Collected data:
· · · · · · ·
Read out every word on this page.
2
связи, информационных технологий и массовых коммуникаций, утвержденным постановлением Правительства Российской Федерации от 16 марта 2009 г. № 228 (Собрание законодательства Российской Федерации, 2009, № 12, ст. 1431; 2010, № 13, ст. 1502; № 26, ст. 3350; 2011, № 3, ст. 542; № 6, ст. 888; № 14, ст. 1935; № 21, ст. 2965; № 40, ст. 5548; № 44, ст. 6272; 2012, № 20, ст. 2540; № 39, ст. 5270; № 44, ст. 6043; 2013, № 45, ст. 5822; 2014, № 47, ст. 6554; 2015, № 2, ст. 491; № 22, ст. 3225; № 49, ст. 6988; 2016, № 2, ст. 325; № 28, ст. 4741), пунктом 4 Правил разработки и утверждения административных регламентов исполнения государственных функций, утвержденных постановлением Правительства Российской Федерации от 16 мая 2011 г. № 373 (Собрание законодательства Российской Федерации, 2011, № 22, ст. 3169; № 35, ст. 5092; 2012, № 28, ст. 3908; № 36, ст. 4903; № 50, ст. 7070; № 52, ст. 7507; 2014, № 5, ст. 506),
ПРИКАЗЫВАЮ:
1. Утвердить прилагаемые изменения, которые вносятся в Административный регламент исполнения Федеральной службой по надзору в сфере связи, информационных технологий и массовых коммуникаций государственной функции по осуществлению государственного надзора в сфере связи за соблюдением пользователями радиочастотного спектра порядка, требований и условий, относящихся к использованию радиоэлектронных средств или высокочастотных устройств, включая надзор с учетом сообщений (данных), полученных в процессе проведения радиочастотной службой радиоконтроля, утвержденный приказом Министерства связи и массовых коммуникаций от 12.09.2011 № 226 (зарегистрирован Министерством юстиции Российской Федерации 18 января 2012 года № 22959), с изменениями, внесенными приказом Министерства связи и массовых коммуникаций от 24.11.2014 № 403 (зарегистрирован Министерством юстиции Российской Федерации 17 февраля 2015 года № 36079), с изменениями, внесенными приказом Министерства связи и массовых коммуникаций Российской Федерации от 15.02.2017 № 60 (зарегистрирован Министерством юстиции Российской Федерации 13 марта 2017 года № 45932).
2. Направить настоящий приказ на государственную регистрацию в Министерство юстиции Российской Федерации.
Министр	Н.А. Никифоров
· · · · · · ·
■ **What the task asks**: Find how many lines include the string "Федерации" and report that number alone.

■ **Answer to the problem**: 3